▼

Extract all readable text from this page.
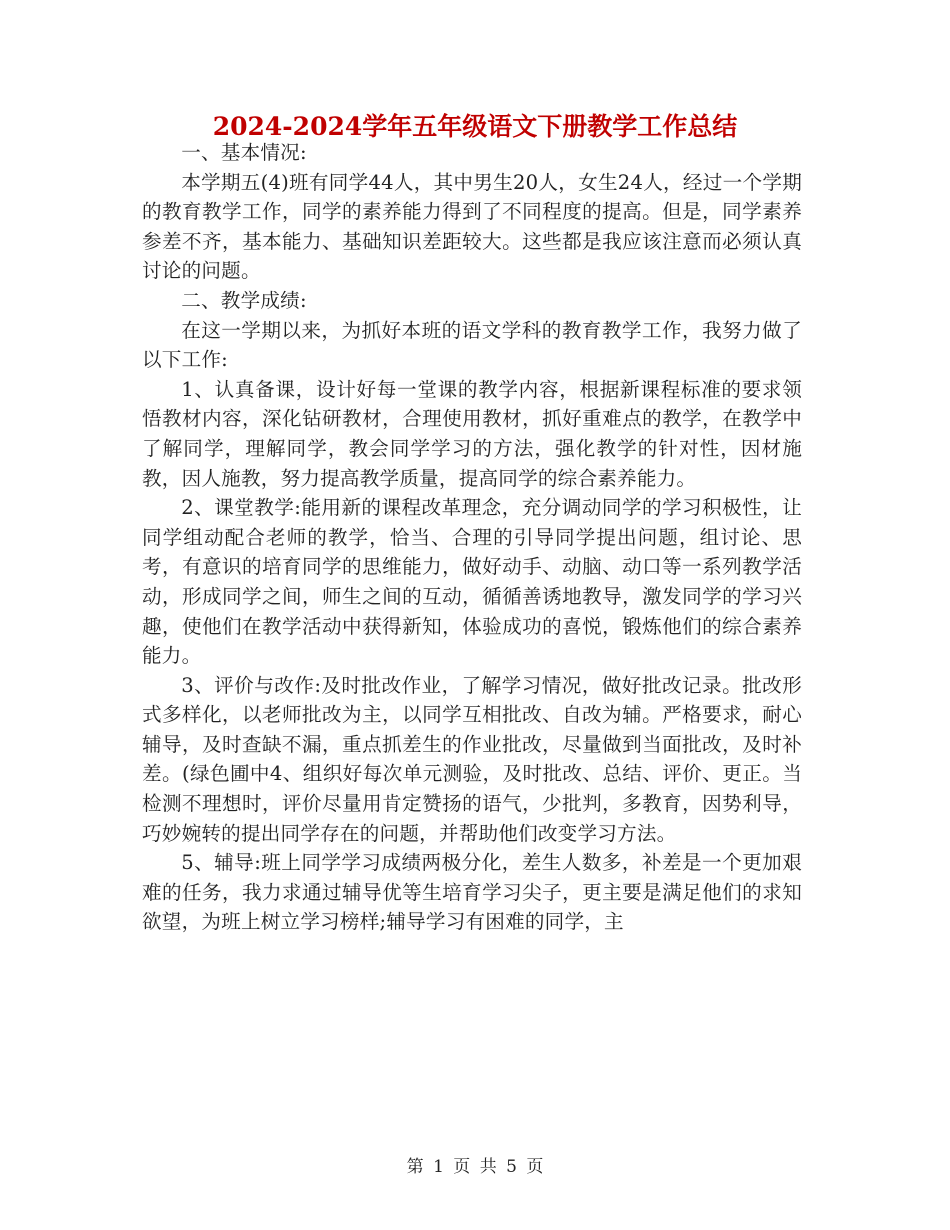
2024-2024学年五年级语文下册教学工作总结

一、基本情况:

本学期五(4)班有同学44人，其中男生20人，女生24人，经过一个学期的教育教学工作，同学的素养能力得到了不同程度的提高。但是，同学素养参差不齐，基本能力、基础知识差距较大。这些都是我应该注意而必须认真讨论的问题。

二、教学成绩:

在这一学期以来，为抓好本班的语文学科的教育教学工作，我努力做了以下工作:

1、认真备课，设计好每一堂课的教学内容，根据新课程标准的要求领悟教材内容，深化钻研教材，合理使用教材，抓好重难点的教学，在教学中了解同学，理解同学，教会同学学习的方法，强化教学的针对性，因材施教，因人施教，努力提高教学质量，提高同学的综合素养能力。

2、课堂教学:能用新的课程改革理念，充分调动同学的学习积极性，让同学组动配合老师的教学，恰当、合理的引导同学提出问题，组讨论、思考，有意识的培育同学的思维能力，做好动手、动脑、动口等一系列教学活动，形成同学之间，师生之间的互动，循循善诱地教导，激发同学的学习兴趣，使他们在教学活动中获得新知，体验成功的喜悦，锻炼他们的综合素养能力。

3、评价与改作:及时批改作业，了解学习情况，做好批改记录。批改形式多样化，以老师批改为主，以同学互相批改、自改为辅。严格要求，耐心辅导，及时查缺不漏，重点抓差生的作业批改，尽量做到当面批改，及时补差。(绿色圃中4、组织好每次单元测验，及时批改、总结、评价、更正。当检测不理想时，评价尽量用肯定赞扬的语气，少批判，多教育，因势利导，巧妙婉转的提出同学存在的问题，并帮助他们改变学习方法。

5、辅导:班上同学学习成绩两极分化，差生人数多，补差是一个更加艰难的任务，我力求通过辅导优等生培育学习尖子，更主要是满足他们的求知欲望，为班上树立学习榜样;辅导学习有困难的同学，主

第 1 页 共 5 页
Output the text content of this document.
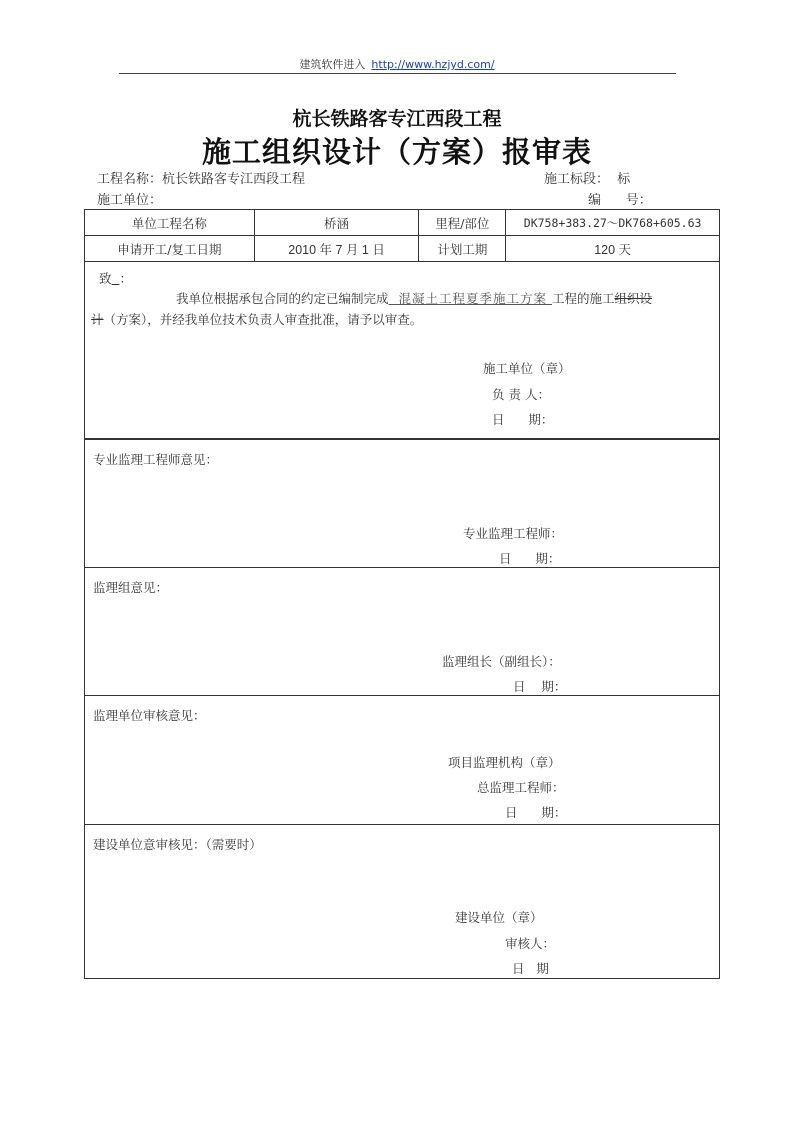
建筑软件进入 http://www.hzjyd.com/
杭长铁路客专江西段工程
施工组织设计（方案）报审表
工程名称：杭长铁路客专江西段工程	施工标段：  标
施工单位：	编      号：
单位工程名称	桥涵	里程/部位	DK758+383.27～DK768+605.63
申请开工/复工日期	2010 年 7 月 1 日	计划工期	120 天
致 ：
我单位根据承包合同的约定已编制完成  混凝土工程夏季施工方案 工程的施工组织设
计（方案），并经我单位技术负责人审查批准，请予以审查。
施工单位（章）
负 责 人：
日      期：
专业监理工程师意见：
专业监理工程师：
日      期：
监理组意见：
监理组长（副组长）：
日    期：
监理单位审核意见：
项目监理机构（章）
总监理工程师：
日      期：
建设单位意审核见：（需要时）
建设单位（章）
审核人：
日   期
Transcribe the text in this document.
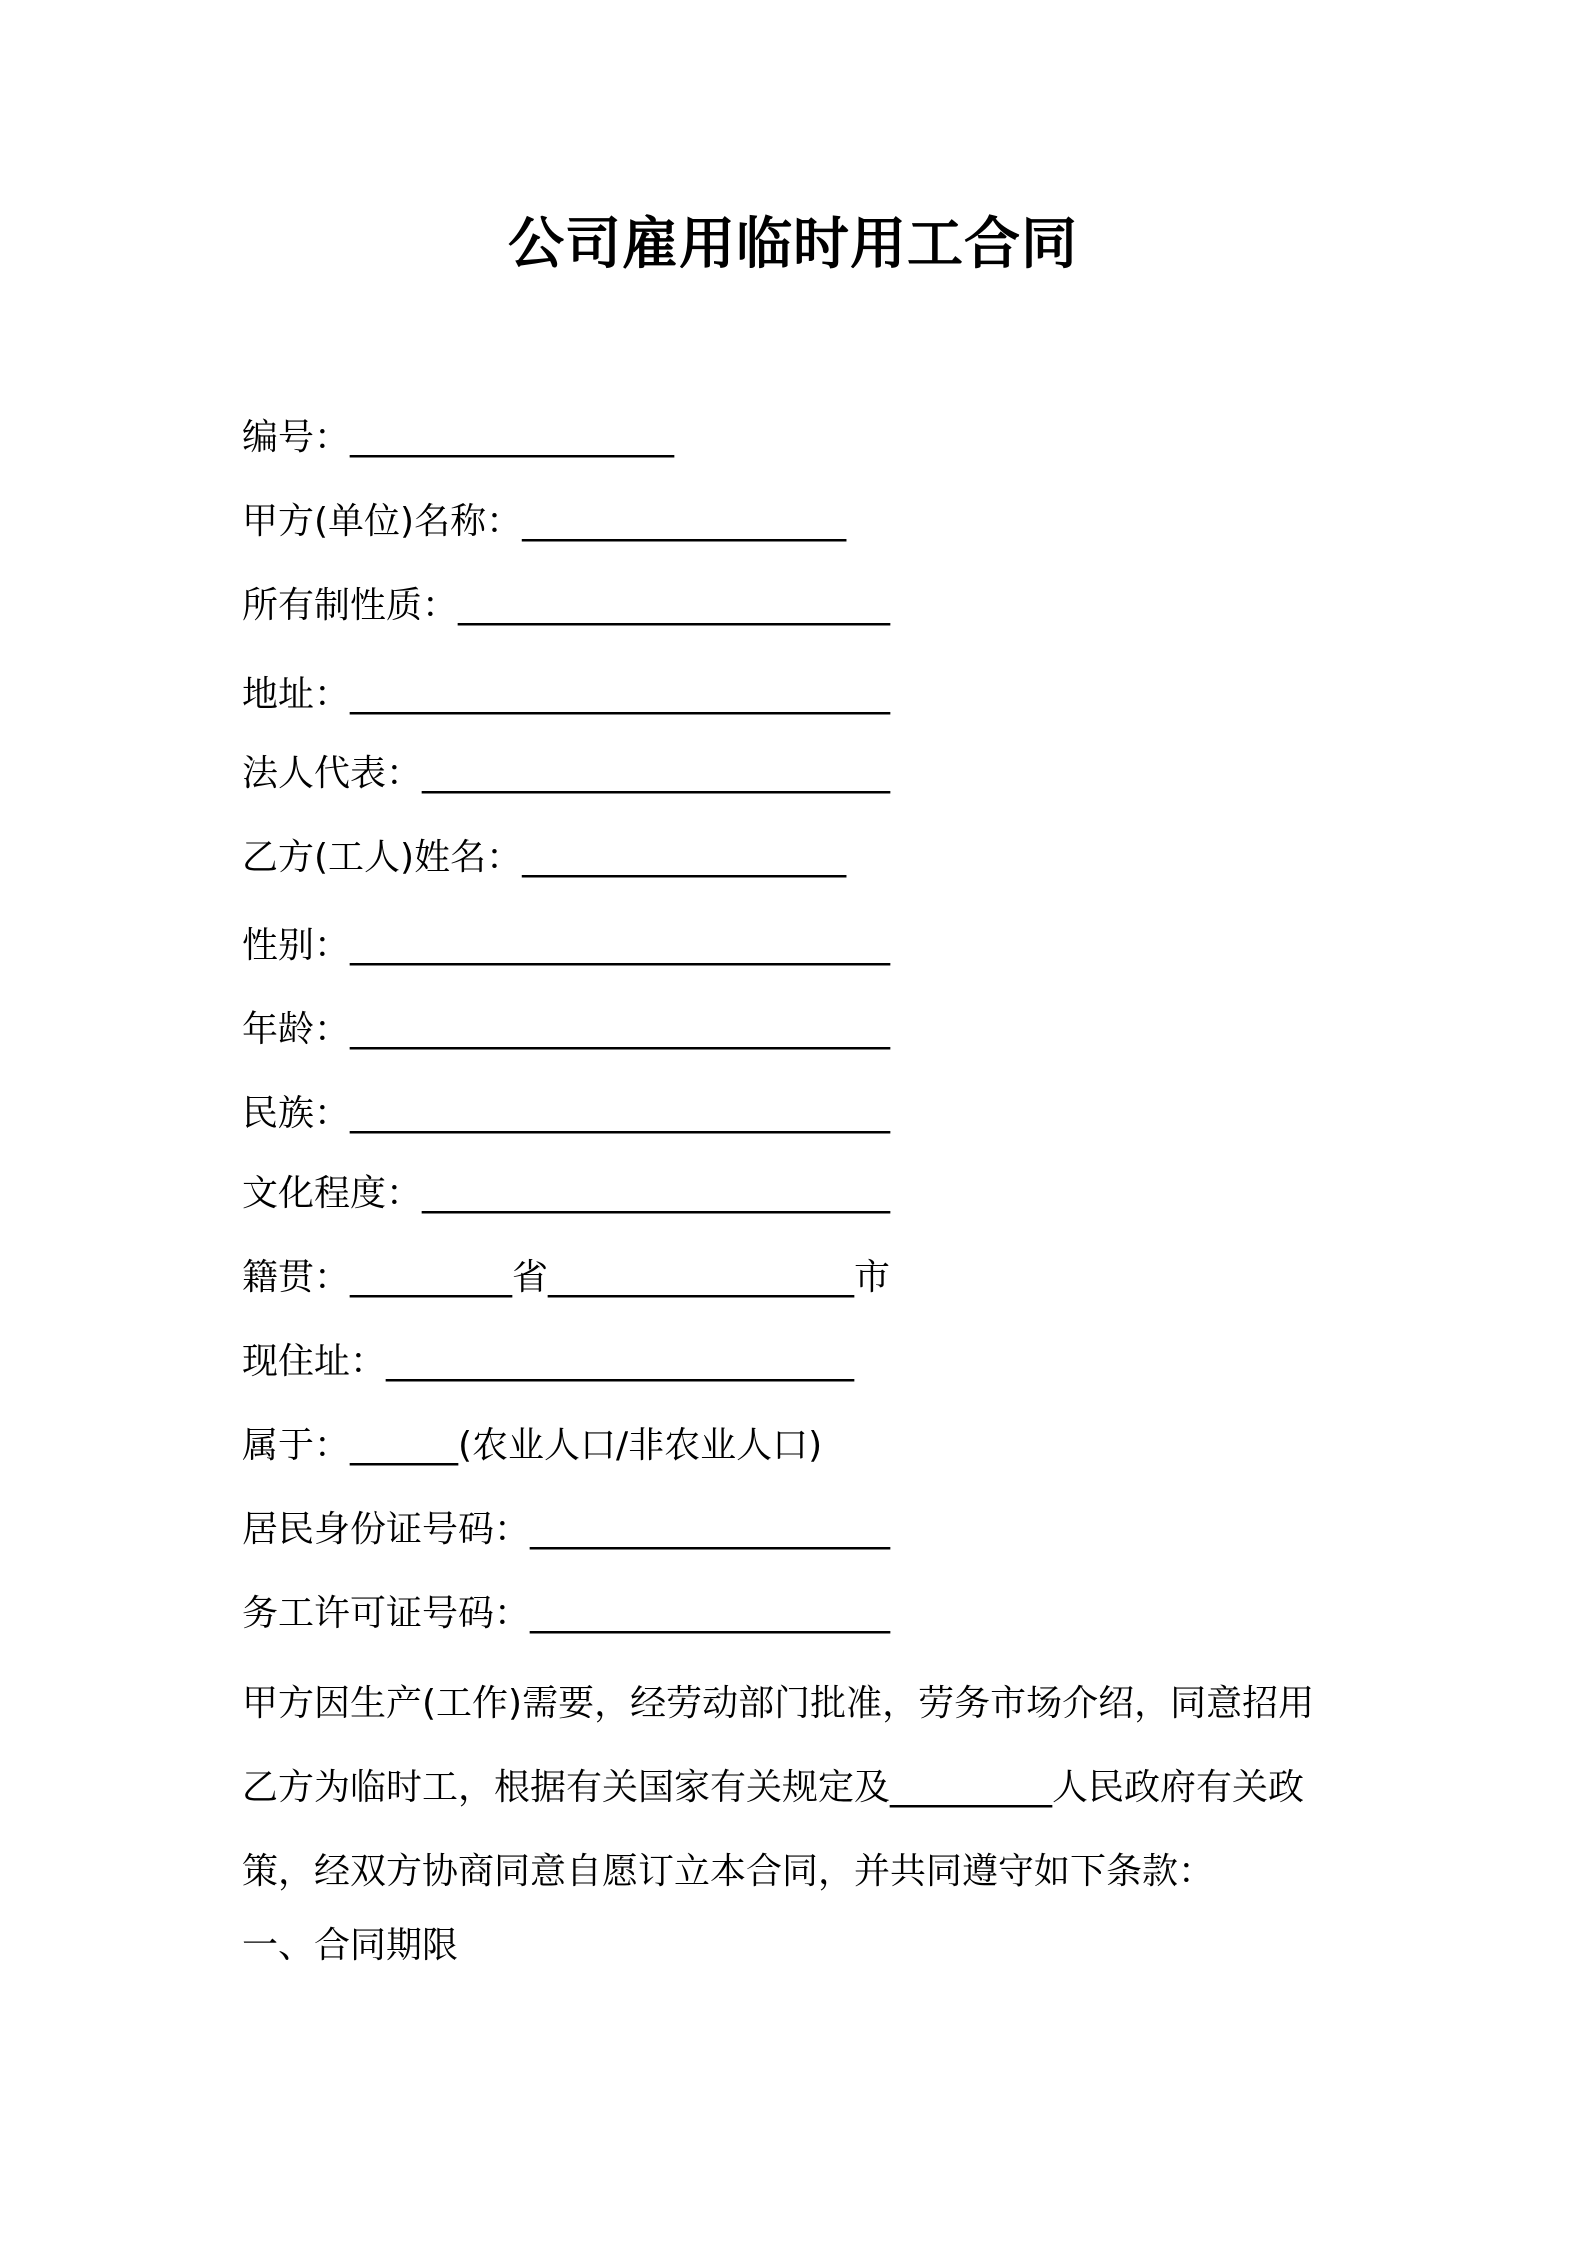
公司雇用临时用工合同
编号：__________________
甲方(单位)名称：__________________
所有制性质：________________________
地址：______________________________
法人代表：__________________________
乙方(工人)姓名：__________________
性别：______________________________
年龄：______________________________
民族：______________________________
文化程度：__________________________
籍贯：_________省_________________市
现住址：__________________________
属于：______(农业人口/非农业人口)
居民身份证号码：____________________
务工许可证号码：____________________
甲方因生产(工作)需要，经劳动部门批准，劳务市场介绍，同意招用
乙方为临时工，根据有关国家有关规定及_________人民政府有关政
策，经双方协商同意自愿订立本合同，并共同遵守如下条款：
一、合同期限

▲

_EXERCISE DIRECTIONS_:
Extract all the entries word for word; omit any pictures.

_EXERCISE ANSWER_:
Extract all readable text from this page.
2024-2024学年五年级语文下册教学工作总结

一、基本情况:

本学期五(4)班有同学44人，其中男生20人，女生24人，经过一个学期的教育教学工作，同学的素养能力得到了不同程度的提高。但是，同学素养参差不齐，基本能力、基础知识差距较大。这些都是我应该注意而必须认真讨论的问题。

二、教学成绩:

在这一学期以来，为抓好本班的语文学科的教育教学工作，我努力做了以下工作:

1、认真备课，设计好每一堂课的教学内容，根据新课程标准的要求领悟教材内容，深化钻研教材，合理使用教材，抓好重难点的教学，在教学中了解同学，理解同学，教会同学学习的方法，强化教学的针对性，因材施教，因人施教，努力提高教学质量，提高同学的综合素养能力。

2、课堂教学:能用新的课程改革理念，充分调动同学的学习积极性，让同学组动配合老师的教学，恰当、合理的引导同学提出问题，组讨论、思考，有意识的培育同学的思维能力，做好动手、动脑、动口等一系列教学活动，形成同学之间，师生之间的互动，循循善诱地教导，激发同学的学习兴趣，使他们在教学活动中获得新知，体验成功的喜悦，锻炼他们的综合素养能力。

3、评价与改作:及时批改作业，了解学习情况，做好批改记录。批改形式多样化，以老师批改为主，以同学互相批改、自改为辅。严格要求，耐心辅导，及时查缺不漏，重点抓差生的作业批改，尽量做到当面批改，及时补差。(绿色圃中4、组织好每次单元测验，及时批改、总结、评价、更正。当检测不理想时，评价尽量用肯定赞扬的语气，少批判，多教育，因势利导，巧妙婉转的提出同学存在的问题，并帮助他们改变学习方法。

5、辅导:班上同学学习成绩两极分化，差生人数多，补差是一个更加艰难的任务，我力求通过辅导优等生培育学习尖子，更主要是满足他们的求知欲望，为班上树立学习榜样;辅导学习有困难的同学，主

第 1 页 共 5 页
Output the text content of this document.
建筑软件进入 http://www.hzjyd.com/
杭长铁路客专江西段工程
施工组织设计（方案）报审表
工程名称：杭长铁路客专江西段工程	施工标段：  标
施工单位：	编      号：
单位工程名称	桥涵	里程/部位	DK758+383.27～DK768+605.63
申请开工/复工日期	2010 年 7 月 1 日	计划工期	120 天
致 ：
我单位根据承包合同的约定已编制完成  混凝土工程夏季施工方案 工程的施工组织设
计（方案），并经我单位技术负责人审查批准，请予以审查。
施工单位（章）
负 责 人：
日      期：
专业监理工程师意见：
专业监理工程师：
日      期：
监理组意见：
监理组长（副组长）：
日    期：
监理单位审核意见：
项目监理机构（章）
总监理工程师：
日      期：
建设单位意审核见：（需要时）
建设单位（章）
审核人：
日   期
Transcribe the text in this document.
公司雇用临时用工合同
编号：__________________
甲方(单位)名称：__________________
所有制性质：________________________
地址：______________________________
法人代表：__________________________
乙方(工人)姓名：__________________
性别：______________________________
年龄：______________________________
民族：______________________________
文化程度：__________________________
籍贯：_________省_________________市
现住址：__________________________
属于：______(农业人口/非农业人口)
居民身份证号码：____________________
务工许可证号码：____________________
甲方因生产(工作)需要，经劳动部门批准，劳务市场介绍，同意招用
乙方为临时工，根据有关国家有关规定及_________人民政府有关政
策，经双方协商同意自愿订立本合同，并共同遵守如下条款：
一、合同期限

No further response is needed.